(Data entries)
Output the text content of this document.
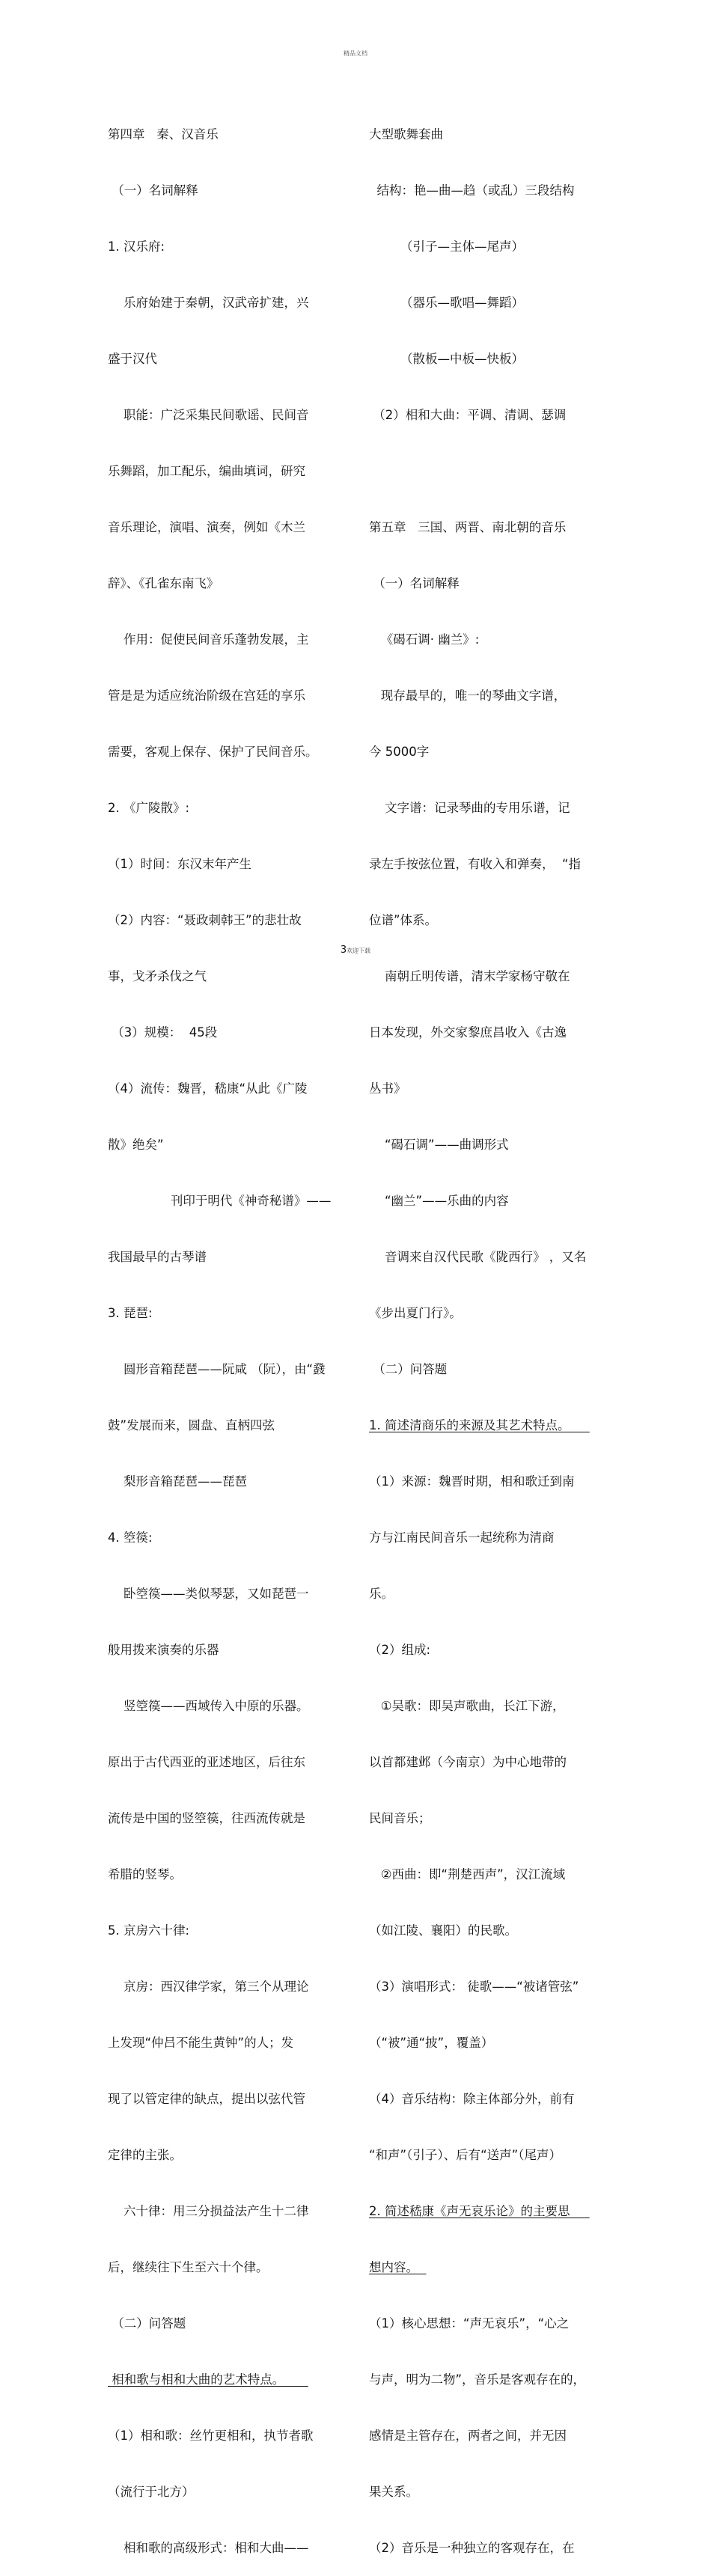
精品文档

第四章   秦、汉音乐

（一）名词解释

1. 汉乐府:

乐府始建于秦朝，汉武帝扩建，兴

盛于汉代

职能：广泛采集民间歌谣、民间音

乐舞蹈，加工配乐，编曲填词，研究

音乐理论，演唱、演奏，例如《木兰

辞》、《孔雀东南飞》

作用：促使民间音乐蓬勃发展，主

管是是为适应统治阶级在宫廷的享乐

需要，客观上保存、保护了民间音乐。

2. 《广陵散》:

（1）时间：东汉末年产生

（2）内容：“聂政刺韩王”的悲壮故

事，戈矛杀伐之气

（3）规模：  45段

（4）流传：魏晋，嵇康“从此《广陵

散》绝矣”

刊印于明代《神奇秘谱》——

我国最早的古琴谱

3. 琵琶:

圆形音箱琵琶——阮咸 （阮），由“鼗

鼓”发展而来，圆盘、直柄四弦

梨形音箱琵琶——琵琶

4. 箜篌:

卧箜篌——类似琴瑟，又如琵琶一

般用拨来演奏的乐器

竖箜篌——西域传入中原的乐器。

原出于古代西亚的亚述地区，后往东

流传是中国的竖箜篌，往西流传就是

希腊的竖琴。

5. 京房六十律:

京房：西汉律学家，第三个从理论

上发现“仲吕不能生黄钟”的人；发

现了以管定律的缺点，提出以弦代管

定律的主张。

六十律：用三分损益法产生十二律

后，继续往下生至六十个律。

（二）问答题

相和歌与相和大曲的艺术特点。

（1）相和歌：丝竹更相和，执节者歌

（流行于北方）

相和歌的高级形式：相和大曲——

大型歌舞套曲

结构：艳—曲—趋（或乱）三段结构

（引子—主体—尾声）

（器乐—歌唱—舞蹈）

（散板—中板—快板）

（2）相和大曲：平调、清调、瑟调

第五章   三国、两晋、南北朝的音乐

（一）名词解释

《碣石调· 幽兰》:

现存最早的，唯一的琴曲文字谱，

今 5000字

文字谱：记录琴曲的专用乐谱，记

录左手按弦位置，有收入和弹奏，  “指

位谱”体系。

南朝丘明传谱，清末学家杨守敬在

日本发现，外交家黎庶昌收入《古逸

丛书》

“碣石调”——曲调形式

“幽兰”——乐曲的内容

音调来自汉代民歌《陇西行》 ，又名

《步出夏门行》。

（二）问答题

1. 简述清商乐的来源及其艺术特点。

（1）来源：魏晋时期，相和歌迁到南

方与江南民间音乐一起统称为清商

乐。

（2）组成:

①吴歌：即吴声歌曲，长江下游，

以首都建邺（今南京）为中心地带的

民间音乐；

②西曲：即“荆楚西声”，汉江流域

（如江陵、襄阳）的民歌。

（3）演唱形式： 徒歌——“被诸管弦”

（“被”通“披”，覆盖）

（4）音乐结构：除主体部分外，前有

“和声”（引子）、后有“送声”（尾声）

2. 简述嵇康《声无哀乐论》的主要思

想内容。

（1）核心思想：“声无哀乐”，“心之

与声，明为二物”，音乐是客观存在的，

感情是主管存在，两者之间，并无因

果关系。

（2）音乐是一种独立的客观存在，在

3欢迎下载
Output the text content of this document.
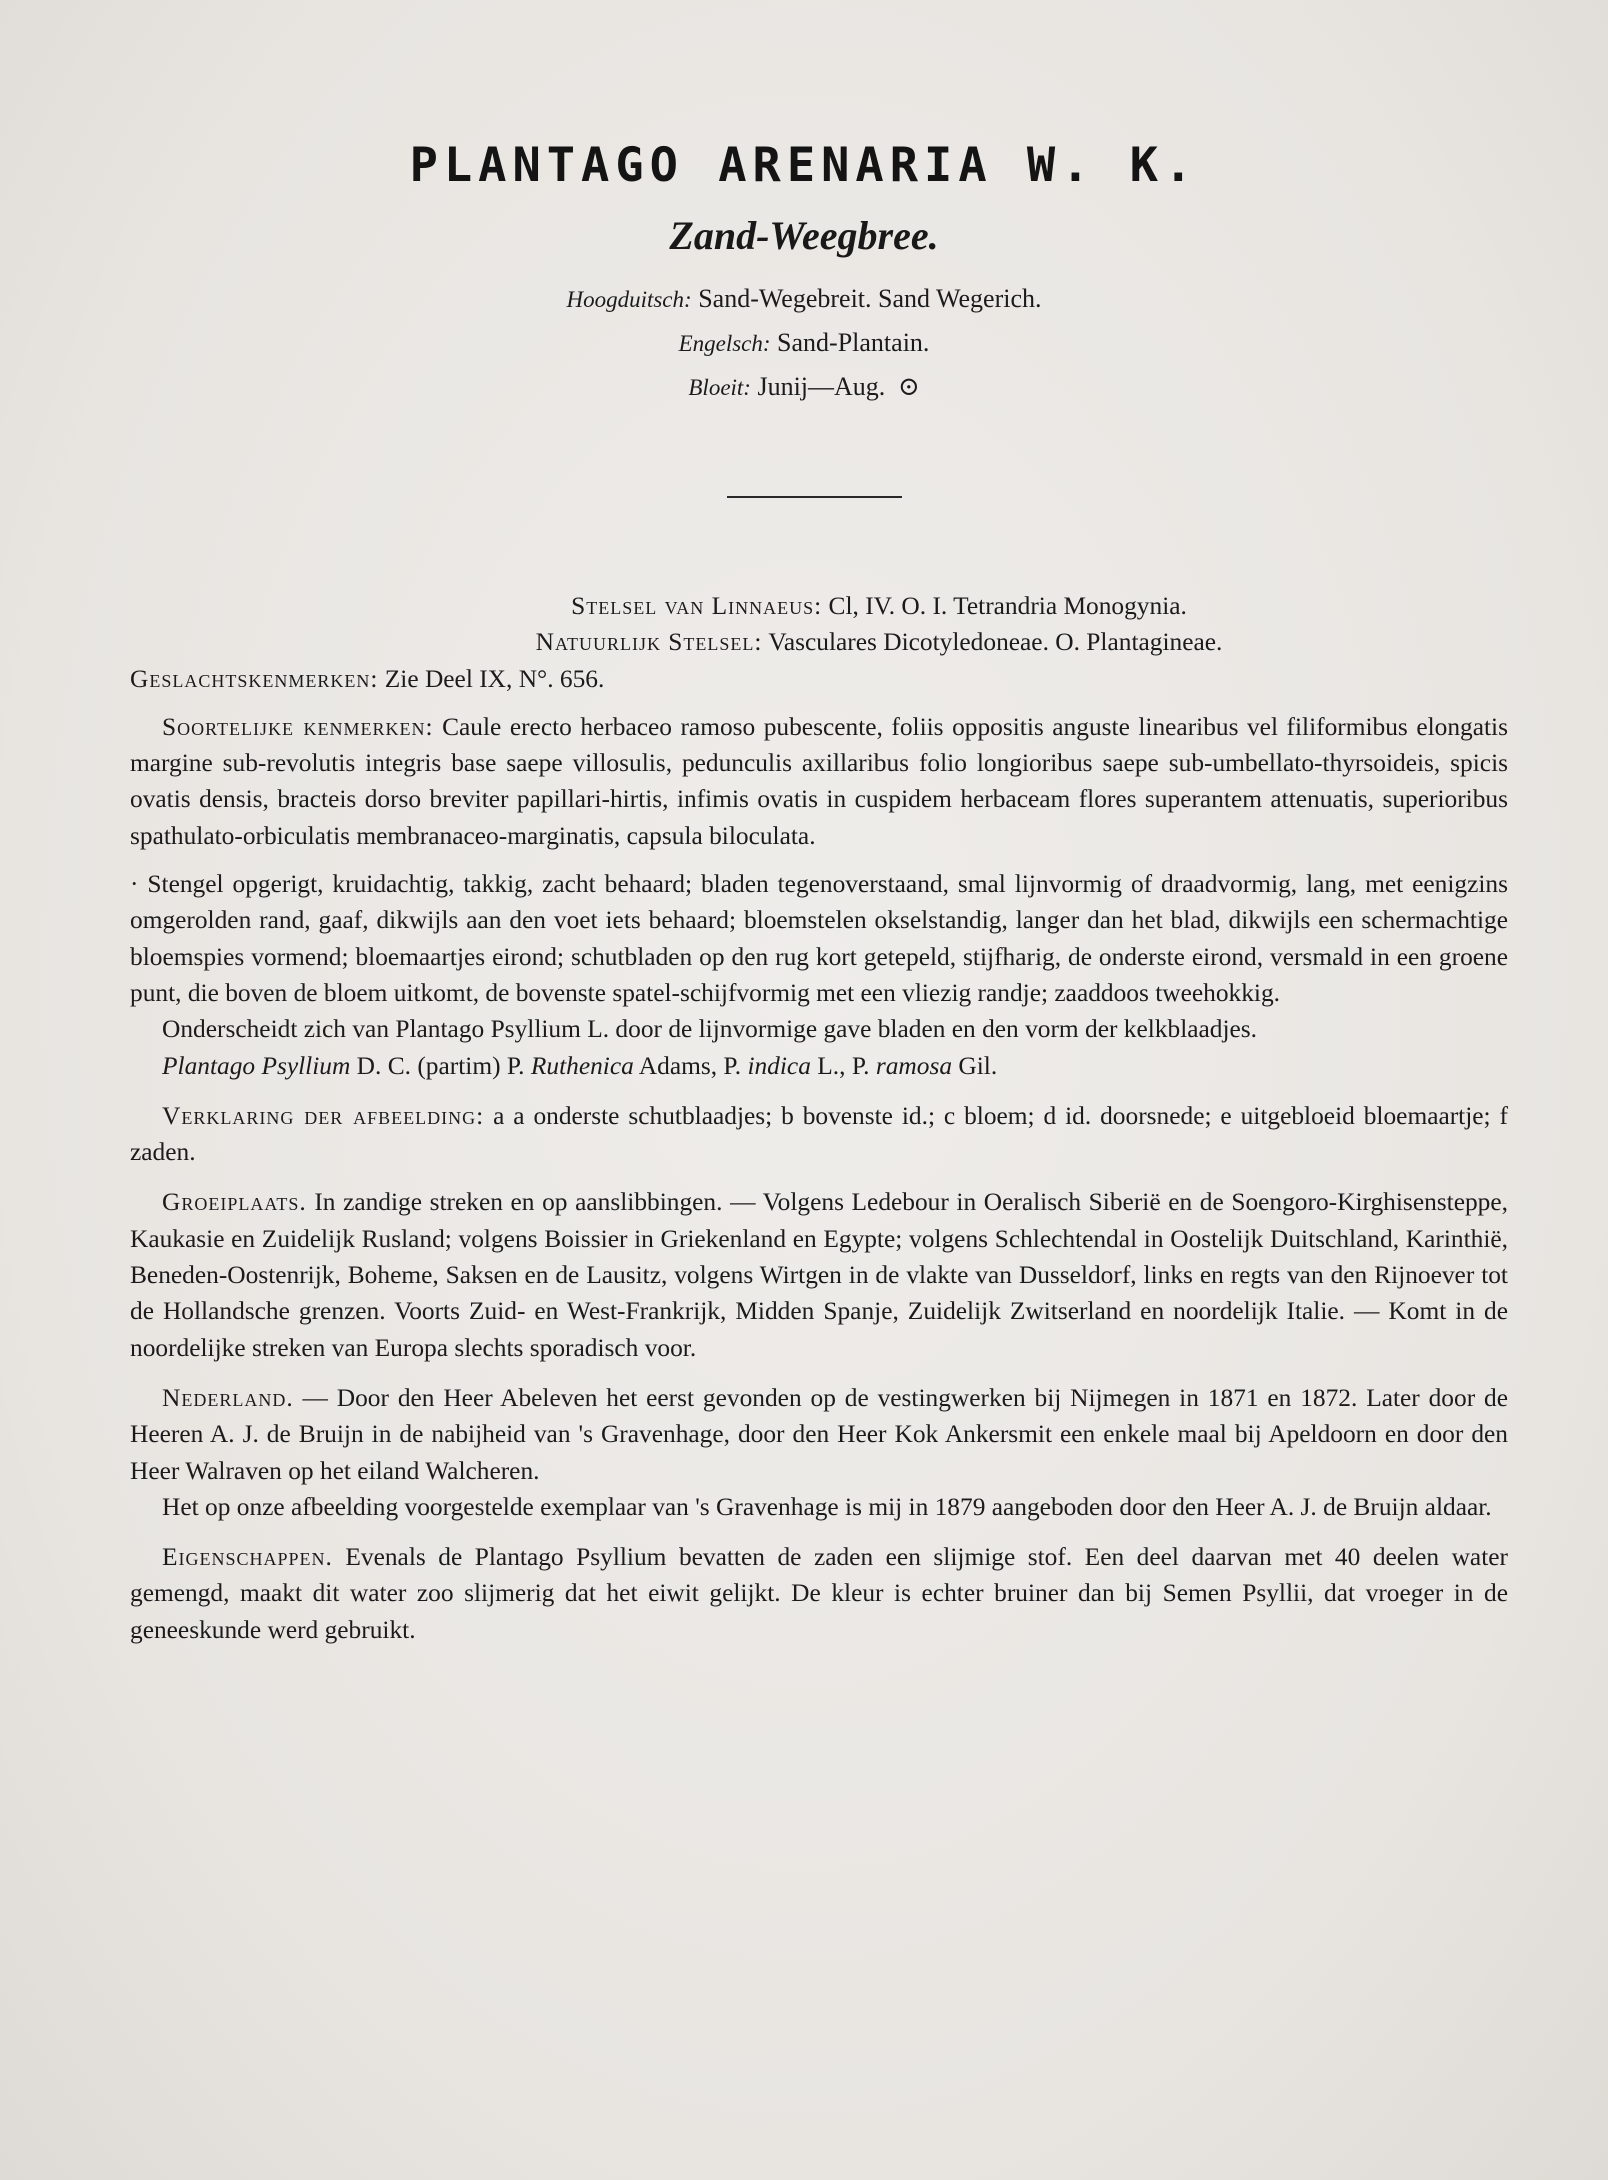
PLANTAGO ARENARIA W. K.
Zand-Weegbree.
Hoogduitsch: Sand-Wegebreit. Sand Wegerich.
Engelsch: Sand-Plantain.
Bloeit: Junij—Aug. ⊙

Stelsel van Linnaeus: Cl, IV. O. I. Tetrandria Monogynia.

Natuurlijk Stelsel: Vasculares Dicotyledoneae. O. Plantagineae.

Geslachtskenmerken: Zie Deel IX, N°. 656.

Soortelijke kenmerken: Caule erecto herbaceo ramoso pubescente, foliis oppositis anguste linearibus vel filiformibus elongatis margine sub-revolutis integris base saepe villosulis, pedunculis axillaribus folio longioribus saepe sub-umbellato-thyrsoideis, spicis ovatis densis, bracteis dorso breviter papillari-hirtis, infimis ovatis in cuspidem herbaceam flores superantem attenuatis, superioribus spathulato-orbiculatis membranaceo-marginatis, capsula biloculata.

· Stengel opgerigt, kruidachtig, takkig, zacht behaard; bladen tegenoverstaand, smal lijnvormig of draadvormig, lang, met eenigzins omgerolden rand, gaaf, dikwijls aan den voet iets behaard; bloemstelen okselstandig, langer dan het blad, dikwijls een schermachtige bloemspies vormend; bloemaartjes eirond; schutbladen op den rug kort getepeld, stijfharig, de onderste eirond, versmald in een groene punt, die boven de bloem uitkomt, de bovenste spatel-schijfvormig met een vliezig randje; zaaddoos tweehokkig.

Onderscheidt zich van Plantago Psyllium L. door de lijnvormige gave bladen en den vorm der kelkblaadjes.

Plantago Psyllium D. C. (partim) P. Ruthenica Adams, P. indica L., P. ramosa Gil.

Verklaring der afbeelding: a a onderste schutblaadjes; b bovenste id.; c bloem; d id. doorsnede; e uitgebloeid bloemaartje; f zaden.

Groeiplaats. In zandige streken en op aanslibbingen. — Volgens Ledebour in Oeralisch Siberië en de Soengoro-Kirghisensteppe, Kaukasie en Zuidelijk Rusland; volgens Boissier in Griekenland en Egypte; volgens Schlechtendal in Oostelijk Duitschland, Karinthië, Beneden-Oostenrijk, Boheme, Saksen en de Lausitz, volgens Wirtgen in de vlakte van Dusseldorf, links en regts van den Rijnoever tot de Hollandsche grenzen. Voorts Zuid- en West-Frankrijk, Midden Spanje, Zuidelijk Zwitserland en noordelijk Italie. — Komt in de noordelijke streken van Europa slechts sporadisch voor.

Nederland. — Door den Heer Abeleven het eerst gevonden op de vestingwerken bij Nijmegen in 1871 en 1872. Later door de Heeren A. J. de Bruijn in de nabijheid van 's Gravenhage, door den Heer Kok Ankersmit een enkele maal bij Apeldoorn en door den Heer Walraven op het eiland Walcheren.

Het op onze afbeelding voorgestelde exemplaar van 's Gravenhage is mij in 1879 aangeboden door den Heer A. J. de Bruijn aldaar.

Eigenschappen. Evenals de Plantago Psyllium bevatten de zaden een slijmige stof. Een deel daarvan met 40 deelen water gemengd, maakt dit water zoo slijmerig dat het eiwit gelijkt. De kleur is echter bruiner dan bij Semen Psyllii, dat vroeger in de geneeskunde werd gebruikt.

■ Exercise aim:
Show every line in the records above that contains the word "bloem".

■ Full response:
· Stengel opgerigt, kruidachtig, takkig, zacht behaard; bladen tegenoverstaand, smal lijnvormig of draadvormig, lang, met eenigzins omgerolden rand, gaaf, dikwijls aan den voet iets behaard; bloemstelen okselstandig, langer dan het blad, dikwijls een schermachtige bloemspies vormend; bloemaartjes eirond; schutbladen op den rug kort getepeld, stijfharig, de onderste eirond, versmald in een groene punt, die boven de bloem uitkomt, de bovenste spatel-schijfvormig met een vliezig randje; zaaddoos tweehokkig.
Verklaring der afbeelding: a a onderste schutblaadjes; b bovenste id.; c bloem; d id. doorsnede; e uitgebloeid bloemaartje; f zaden.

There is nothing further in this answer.